--- Exercise details ---
Find the lines containing "ylabel" and say how many there are, with no other words.

[Entries with figure data]
---*---

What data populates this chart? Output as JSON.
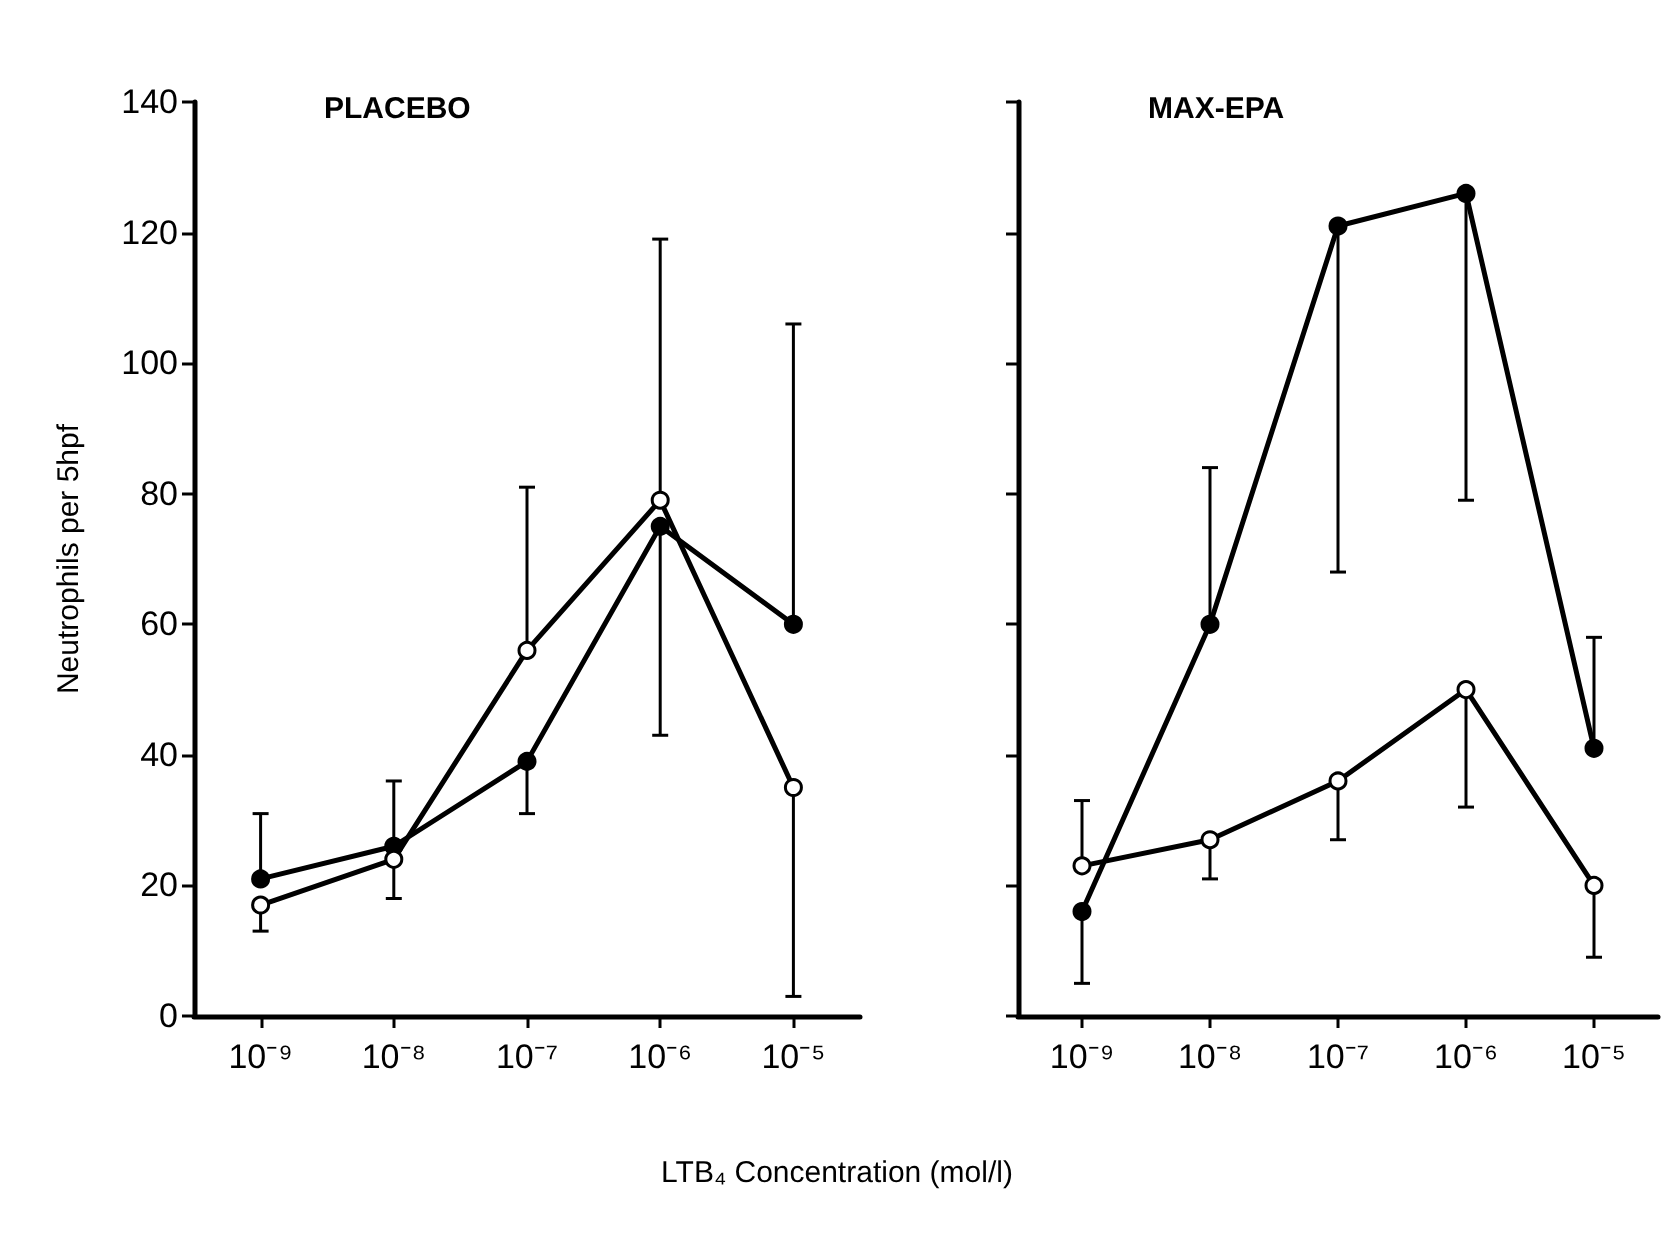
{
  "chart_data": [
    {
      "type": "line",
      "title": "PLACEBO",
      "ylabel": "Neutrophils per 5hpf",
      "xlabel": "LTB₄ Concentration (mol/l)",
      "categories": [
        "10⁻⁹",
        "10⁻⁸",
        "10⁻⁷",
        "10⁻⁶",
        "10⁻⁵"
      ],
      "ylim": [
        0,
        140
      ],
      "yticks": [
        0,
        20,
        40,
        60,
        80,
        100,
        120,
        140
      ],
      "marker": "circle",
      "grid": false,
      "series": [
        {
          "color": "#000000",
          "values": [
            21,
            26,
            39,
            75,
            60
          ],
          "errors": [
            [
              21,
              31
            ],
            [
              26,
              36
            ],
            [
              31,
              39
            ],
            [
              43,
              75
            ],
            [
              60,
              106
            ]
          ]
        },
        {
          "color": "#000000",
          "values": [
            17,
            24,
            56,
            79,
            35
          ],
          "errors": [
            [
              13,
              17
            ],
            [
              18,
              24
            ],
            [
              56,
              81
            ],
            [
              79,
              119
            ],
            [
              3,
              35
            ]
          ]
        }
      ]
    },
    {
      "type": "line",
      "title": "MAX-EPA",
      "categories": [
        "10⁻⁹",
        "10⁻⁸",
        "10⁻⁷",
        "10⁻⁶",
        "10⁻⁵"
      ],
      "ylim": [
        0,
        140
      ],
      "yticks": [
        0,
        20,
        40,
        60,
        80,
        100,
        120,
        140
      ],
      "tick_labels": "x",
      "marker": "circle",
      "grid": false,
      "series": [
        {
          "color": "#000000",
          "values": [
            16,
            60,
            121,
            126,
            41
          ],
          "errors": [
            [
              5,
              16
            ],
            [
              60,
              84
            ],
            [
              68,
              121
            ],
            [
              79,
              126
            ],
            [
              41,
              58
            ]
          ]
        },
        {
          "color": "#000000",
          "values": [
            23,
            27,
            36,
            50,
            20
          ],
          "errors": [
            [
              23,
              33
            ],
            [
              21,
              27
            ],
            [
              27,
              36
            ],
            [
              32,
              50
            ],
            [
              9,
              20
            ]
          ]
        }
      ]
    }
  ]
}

---*---

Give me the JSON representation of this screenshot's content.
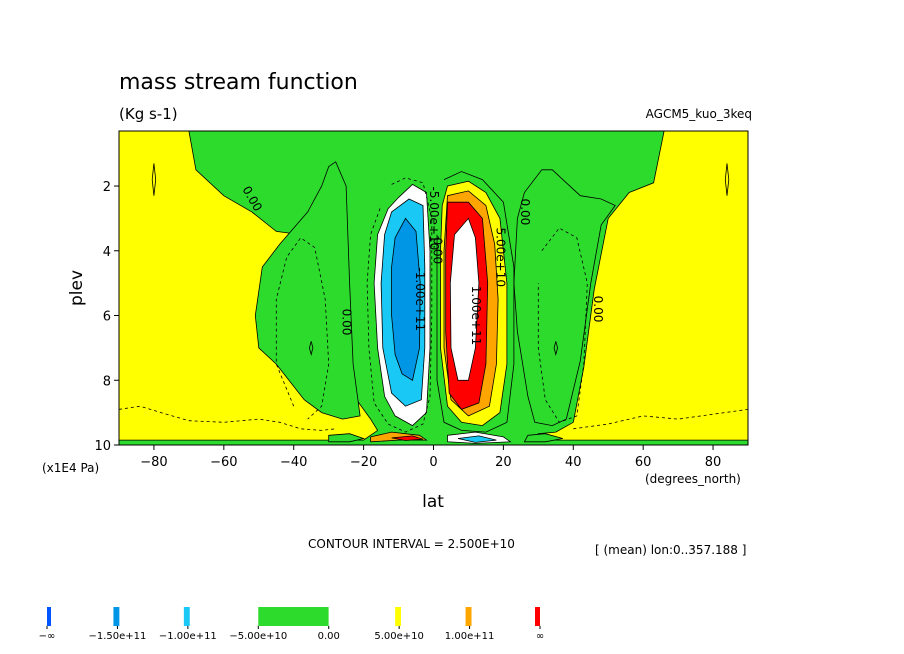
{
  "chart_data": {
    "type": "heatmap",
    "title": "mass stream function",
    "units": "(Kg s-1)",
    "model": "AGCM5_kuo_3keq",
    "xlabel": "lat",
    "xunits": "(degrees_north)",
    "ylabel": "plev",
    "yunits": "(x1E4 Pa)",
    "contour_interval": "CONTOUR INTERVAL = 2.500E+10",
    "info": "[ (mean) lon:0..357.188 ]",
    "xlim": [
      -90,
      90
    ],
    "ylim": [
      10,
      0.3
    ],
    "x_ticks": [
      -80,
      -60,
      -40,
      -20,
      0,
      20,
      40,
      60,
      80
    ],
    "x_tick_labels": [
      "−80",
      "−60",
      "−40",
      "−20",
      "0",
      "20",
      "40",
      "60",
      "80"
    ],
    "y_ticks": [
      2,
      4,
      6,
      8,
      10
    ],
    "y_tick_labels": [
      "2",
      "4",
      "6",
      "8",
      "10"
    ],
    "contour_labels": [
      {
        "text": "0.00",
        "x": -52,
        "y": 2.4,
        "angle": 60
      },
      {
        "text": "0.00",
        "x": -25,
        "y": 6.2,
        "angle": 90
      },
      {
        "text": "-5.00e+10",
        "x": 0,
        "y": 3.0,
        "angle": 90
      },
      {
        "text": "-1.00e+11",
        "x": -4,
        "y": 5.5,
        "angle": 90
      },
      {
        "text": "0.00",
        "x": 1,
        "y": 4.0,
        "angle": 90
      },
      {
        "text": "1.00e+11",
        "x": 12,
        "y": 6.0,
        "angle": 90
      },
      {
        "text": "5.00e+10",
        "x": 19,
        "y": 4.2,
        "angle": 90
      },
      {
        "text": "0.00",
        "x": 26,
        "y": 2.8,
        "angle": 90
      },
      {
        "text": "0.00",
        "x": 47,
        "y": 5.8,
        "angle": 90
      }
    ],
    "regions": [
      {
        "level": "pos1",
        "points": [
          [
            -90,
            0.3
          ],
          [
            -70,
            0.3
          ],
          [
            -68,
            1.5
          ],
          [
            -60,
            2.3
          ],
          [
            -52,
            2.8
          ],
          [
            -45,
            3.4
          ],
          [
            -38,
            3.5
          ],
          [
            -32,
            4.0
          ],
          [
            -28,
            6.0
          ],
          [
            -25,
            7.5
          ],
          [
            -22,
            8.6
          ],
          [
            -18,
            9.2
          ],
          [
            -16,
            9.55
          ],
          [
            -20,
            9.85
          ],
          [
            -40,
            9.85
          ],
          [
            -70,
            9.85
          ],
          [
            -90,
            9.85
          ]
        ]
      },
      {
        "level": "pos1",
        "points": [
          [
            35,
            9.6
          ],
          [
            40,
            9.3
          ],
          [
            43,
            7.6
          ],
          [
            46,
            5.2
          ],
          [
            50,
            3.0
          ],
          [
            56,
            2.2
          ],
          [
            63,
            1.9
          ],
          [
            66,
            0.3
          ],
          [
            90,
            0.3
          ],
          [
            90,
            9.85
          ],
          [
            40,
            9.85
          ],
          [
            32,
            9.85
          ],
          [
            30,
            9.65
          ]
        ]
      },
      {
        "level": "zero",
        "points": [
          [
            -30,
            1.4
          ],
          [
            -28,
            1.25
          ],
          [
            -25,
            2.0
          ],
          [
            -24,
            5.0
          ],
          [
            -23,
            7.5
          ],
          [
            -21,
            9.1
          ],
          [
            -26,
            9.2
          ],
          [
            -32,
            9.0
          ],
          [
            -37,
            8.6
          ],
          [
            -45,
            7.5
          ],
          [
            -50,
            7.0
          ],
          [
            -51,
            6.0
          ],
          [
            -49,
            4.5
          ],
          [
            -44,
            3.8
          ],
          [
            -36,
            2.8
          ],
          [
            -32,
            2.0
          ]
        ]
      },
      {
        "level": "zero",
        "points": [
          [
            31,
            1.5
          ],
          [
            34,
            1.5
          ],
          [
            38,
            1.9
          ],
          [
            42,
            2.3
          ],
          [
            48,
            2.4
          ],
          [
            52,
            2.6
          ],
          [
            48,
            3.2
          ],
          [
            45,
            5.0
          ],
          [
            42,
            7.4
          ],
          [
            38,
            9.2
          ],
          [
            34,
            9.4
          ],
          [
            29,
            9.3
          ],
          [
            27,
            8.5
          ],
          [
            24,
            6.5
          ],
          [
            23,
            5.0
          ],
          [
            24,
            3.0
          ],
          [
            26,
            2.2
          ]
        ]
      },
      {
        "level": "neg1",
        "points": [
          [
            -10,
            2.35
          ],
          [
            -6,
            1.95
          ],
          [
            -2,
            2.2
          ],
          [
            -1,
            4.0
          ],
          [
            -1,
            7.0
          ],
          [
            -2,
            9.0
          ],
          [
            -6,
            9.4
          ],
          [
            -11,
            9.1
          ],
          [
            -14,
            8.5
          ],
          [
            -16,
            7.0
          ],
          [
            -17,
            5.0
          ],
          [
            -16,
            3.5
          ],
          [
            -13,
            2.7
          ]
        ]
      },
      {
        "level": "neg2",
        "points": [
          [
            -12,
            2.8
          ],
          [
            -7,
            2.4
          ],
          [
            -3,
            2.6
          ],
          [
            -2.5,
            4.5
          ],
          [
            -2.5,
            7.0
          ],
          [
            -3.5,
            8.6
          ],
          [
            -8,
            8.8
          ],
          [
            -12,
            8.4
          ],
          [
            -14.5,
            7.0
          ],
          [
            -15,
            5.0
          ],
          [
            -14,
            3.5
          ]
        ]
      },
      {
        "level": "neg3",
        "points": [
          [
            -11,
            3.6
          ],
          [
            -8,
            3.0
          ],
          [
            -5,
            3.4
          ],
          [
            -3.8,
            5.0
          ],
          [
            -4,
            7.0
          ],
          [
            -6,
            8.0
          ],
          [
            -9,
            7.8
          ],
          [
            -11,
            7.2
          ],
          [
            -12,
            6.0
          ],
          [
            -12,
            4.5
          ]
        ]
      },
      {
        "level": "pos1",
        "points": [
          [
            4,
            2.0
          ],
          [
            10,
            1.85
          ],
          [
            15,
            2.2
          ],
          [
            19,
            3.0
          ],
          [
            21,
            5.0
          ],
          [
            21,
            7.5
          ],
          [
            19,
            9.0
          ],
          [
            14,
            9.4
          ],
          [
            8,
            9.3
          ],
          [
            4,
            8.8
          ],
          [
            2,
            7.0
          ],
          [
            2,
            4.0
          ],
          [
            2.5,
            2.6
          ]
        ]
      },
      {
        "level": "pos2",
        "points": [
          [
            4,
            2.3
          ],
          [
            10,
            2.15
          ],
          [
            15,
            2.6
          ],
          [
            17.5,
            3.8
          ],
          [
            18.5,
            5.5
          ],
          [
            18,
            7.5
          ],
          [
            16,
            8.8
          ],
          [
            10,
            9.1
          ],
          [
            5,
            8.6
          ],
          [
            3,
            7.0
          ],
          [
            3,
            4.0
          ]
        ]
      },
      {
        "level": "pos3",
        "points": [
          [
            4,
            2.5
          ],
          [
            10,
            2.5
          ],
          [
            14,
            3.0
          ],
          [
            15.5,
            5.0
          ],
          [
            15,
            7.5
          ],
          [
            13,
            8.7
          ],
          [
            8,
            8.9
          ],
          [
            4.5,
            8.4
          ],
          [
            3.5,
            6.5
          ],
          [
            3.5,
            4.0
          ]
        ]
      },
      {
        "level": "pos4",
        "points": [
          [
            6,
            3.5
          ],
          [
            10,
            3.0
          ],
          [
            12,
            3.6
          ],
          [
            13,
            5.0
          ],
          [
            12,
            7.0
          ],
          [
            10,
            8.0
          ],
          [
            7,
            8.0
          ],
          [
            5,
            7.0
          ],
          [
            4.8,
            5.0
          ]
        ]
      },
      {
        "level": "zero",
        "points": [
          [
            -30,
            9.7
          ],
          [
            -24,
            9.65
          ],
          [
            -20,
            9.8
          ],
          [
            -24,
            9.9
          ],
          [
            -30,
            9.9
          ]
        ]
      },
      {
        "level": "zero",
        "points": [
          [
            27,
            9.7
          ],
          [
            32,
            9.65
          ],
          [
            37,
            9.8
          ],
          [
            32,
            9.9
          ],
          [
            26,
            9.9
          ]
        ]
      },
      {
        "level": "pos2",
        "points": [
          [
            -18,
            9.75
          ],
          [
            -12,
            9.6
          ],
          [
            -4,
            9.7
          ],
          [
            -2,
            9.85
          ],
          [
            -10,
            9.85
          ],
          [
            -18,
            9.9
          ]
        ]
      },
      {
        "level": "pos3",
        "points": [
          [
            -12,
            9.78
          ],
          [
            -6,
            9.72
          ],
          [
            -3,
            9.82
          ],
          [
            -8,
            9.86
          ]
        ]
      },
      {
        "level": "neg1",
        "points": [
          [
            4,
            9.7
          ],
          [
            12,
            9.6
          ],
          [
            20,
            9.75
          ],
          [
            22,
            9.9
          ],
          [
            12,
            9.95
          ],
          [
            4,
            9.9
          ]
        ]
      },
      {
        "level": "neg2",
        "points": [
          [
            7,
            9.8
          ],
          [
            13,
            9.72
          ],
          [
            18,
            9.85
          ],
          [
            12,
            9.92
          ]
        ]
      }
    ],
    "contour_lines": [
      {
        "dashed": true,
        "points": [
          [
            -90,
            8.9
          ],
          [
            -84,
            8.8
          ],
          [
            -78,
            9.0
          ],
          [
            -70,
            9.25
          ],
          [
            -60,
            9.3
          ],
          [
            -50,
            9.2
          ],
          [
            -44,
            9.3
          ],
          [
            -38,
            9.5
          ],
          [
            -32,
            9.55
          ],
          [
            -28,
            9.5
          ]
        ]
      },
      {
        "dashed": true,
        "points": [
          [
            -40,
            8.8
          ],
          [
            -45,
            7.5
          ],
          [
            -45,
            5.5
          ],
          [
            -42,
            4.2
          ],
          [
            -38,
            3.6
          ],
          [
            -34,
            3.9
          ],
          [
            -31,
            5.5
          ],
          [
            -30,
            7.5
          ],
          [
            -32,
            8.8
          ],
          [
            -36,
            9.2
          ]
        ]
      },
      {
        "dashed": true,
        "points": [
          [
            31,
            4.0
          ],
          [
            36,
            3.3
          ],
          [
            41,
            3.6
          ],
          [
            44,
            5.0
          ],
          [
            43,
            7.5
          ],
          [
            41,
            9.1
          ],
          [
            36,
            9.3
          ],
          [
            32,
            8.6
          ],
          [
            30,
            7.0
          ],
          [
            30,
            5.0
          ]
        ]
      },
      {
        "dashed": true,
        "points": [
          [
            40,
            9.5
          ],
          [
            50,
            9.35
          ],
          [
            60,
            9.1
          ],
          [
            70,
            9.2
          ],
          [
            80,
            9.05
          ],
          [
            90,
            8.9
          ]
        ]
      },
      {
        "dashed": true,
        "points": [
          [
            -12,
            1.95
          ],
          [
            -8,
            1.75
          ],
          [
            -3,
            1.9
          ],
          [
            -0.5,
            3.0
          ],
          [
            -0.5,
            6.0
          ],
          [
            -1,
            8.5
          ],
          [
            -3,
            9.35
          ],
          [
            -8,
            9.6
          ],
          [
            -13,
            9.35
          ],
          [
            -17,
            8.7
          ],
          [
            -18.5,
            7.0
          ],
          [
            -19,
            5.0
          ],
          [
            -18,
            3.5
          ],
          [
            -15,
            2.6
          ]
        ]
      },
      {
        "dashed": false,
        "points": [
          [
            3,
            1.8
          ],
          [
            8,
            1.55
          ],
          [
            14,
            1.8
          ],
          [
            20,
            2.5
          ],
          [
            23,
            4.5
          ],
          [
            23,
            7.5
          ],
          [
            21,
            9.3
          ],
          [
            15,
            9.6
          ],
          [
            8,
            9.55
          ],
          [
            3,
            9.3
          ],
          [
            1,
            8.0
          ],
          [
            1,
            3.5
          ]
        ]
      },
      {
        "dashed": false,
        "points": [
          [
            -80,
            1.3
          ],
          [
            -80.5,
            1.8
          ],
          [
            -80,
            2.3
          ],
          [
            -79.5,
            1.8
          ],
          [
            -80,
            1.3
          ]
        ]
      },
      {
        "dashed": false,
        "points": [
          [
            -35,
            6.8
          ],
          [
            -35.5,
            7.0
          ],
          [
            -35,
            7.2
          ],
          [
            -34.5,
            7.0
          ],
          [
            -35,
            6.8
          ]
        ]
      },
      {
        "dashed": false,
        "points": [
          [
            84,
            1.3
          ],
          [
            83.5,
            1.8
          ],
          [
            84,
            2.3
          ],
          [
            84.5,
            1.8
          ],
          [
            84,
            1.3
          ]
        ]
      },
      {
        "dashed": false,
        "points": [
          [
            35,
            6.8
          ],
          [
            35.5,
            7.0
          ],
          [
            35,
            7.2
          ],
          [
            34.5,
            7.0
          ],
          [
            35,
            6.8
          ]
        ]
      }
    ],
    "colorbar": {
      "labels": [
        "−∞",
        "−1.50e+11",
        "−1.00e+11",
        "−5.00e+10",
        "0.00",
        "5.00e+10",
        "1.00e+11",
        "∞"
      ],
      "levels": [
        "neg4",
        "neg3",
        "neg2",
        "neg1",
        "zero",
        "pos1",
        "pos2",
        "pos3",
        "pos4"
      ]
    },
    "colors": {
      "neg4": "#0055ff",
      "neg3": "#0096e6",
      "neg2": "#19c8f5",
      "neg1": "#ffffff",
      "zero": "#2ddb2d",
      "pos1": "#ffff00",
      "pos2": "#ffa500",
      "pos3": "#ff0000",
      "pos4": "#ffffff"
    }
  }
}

---*---

--- Task output ---
2